Request: Filter the data for lines with the word "legend", then copy every line so identified.

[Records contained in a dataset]
^^^^
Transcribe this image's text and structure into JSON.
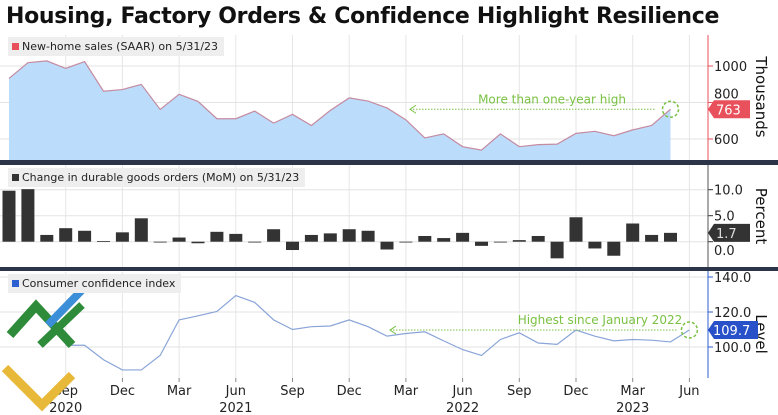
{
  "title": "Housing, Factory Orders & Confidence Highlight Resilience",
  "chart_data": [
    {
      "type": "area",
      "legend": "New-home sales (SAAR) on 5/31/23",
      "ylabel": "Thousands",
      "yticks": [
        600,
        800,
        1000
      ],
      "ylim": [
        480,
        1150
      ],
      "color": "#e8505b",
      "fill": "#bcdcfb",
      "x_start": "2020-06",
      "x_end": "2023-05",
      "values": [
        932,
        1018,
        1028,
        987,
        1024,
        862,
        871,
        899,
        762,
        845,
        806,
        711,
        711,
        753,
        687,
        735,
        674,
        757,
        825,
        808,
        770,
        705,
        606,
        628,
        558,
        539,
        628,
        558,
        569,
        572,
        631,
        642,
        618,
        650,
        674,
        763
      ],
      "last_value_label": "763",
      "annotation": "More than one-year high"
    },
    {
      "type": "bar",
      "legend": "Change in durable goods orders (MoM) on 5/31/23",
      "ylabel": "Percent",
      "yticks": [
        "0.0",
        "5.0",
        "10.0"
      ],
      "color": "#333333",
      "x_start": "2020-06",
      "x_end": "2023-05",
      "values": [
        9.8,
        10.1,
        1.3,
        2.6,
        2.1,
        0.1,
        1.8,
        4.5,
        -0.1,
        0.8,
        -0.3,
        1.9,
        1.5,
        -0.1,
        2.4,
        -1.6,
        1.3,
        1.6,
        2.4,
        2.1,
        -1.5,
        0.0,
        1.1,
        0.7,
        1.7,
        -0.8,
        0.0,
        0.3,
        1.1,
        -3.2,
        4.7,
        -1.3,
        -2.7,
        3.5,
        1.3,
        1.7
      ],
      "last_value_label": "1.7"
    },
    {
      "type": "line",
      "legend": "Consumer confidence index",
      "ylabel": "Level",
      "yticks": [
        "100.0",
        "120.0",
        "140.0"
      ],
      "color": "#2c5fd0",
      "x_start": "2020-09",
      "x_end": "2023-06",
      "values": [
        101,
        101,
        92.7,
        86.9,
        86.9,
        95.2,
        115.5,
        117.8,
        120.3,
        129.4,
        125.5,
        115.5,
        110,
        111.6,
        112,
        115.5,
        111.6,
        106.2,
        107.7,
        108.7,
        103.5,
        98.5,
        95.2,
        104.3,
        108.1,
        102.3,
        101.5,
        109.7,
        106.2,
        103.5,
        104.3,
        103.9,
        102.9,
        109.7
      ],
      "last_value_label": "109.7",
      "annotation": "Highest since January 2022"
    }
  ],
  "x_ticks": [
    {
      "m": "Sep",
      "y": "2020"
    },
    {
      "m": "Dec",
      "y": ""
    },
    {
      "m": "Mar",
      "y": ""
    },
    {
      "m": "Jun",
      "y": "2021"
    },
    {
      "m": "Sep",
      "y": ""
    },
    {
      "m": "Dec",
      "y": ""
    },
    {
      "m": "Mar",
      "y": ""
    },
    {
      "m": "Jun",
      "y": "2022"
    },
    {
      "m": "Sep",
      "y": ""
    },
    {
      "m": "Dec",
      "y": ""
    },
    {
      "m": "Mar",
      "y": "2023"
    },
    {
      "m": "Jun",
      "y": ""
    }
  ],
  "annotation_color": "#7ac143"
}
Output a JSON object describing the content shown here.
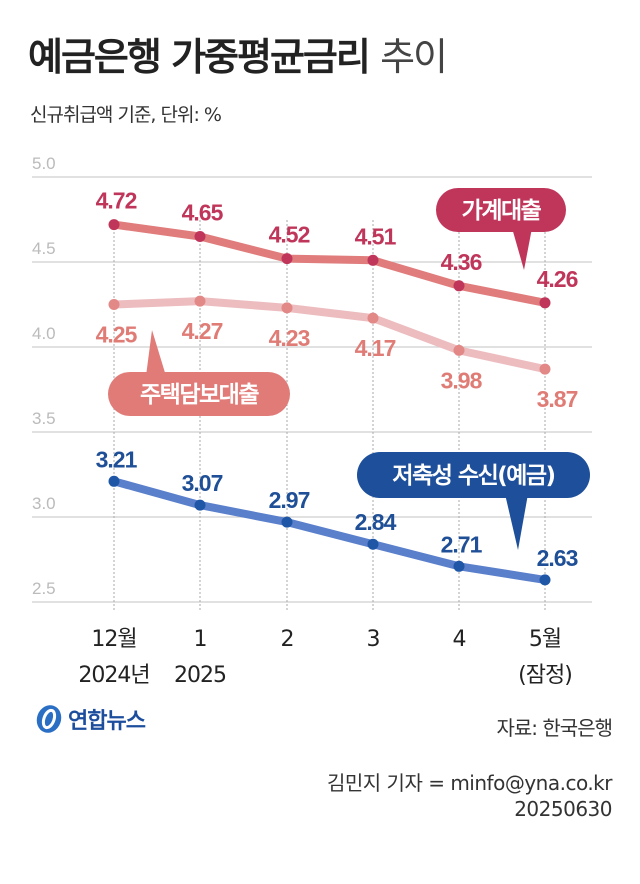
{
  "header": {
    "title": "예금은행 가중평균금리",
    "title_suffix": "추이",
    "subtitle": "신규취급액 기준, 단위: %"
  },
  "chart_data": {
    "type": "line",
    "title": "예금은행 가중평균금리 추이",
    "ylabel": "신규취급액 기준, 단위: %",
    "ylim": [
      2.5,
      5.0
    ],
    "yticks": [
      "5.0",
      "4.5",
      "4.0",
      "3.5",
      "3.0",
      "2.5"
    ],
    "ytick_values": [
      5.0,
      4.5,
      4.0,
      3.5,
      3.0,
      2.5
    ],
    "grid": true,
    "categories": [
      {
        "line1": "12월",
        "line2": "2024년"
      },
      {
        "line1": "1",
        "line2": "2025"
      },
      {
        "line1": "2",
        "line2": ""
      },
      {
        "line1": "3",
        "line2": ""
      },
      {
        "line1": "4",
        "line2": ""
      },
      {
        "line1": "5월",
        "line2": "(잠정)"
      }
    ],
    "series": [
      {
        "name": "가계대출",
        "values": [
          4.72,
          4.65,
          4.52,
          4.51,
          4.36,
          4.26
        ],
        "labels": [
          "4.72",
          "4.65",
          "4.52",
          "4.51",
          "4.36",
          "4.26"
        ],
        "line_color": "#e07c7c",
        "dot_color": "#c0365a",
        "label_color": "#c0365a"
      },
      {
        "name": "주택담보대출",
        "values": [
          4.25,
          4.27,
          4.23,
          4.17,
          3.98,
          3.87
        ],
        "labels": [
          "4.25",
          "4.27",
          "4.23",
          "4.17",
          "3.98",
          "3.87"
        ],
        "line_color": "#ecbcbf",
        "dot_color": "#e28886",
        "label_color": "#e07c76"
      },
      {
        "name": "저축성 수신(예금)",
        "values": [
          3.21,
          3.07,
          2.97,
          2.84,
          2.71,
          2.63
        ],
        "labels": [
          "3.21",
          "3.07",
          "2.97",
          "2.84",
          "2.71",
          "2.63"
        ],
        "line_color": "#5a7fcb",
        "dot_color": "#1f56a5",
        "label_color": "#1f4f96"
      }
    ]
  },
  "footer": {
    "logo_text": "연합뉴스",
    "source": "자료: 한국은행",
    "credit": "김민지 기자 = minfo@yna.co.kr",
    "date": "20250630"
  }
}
^^^^
Response to the exercise:
      "legend": "New-home sales (SAAR) on 5/31/23",
      "legend": "Change in durable goods orders (MoM) on 5/31/23",
      "legend": "Consumer confidence index",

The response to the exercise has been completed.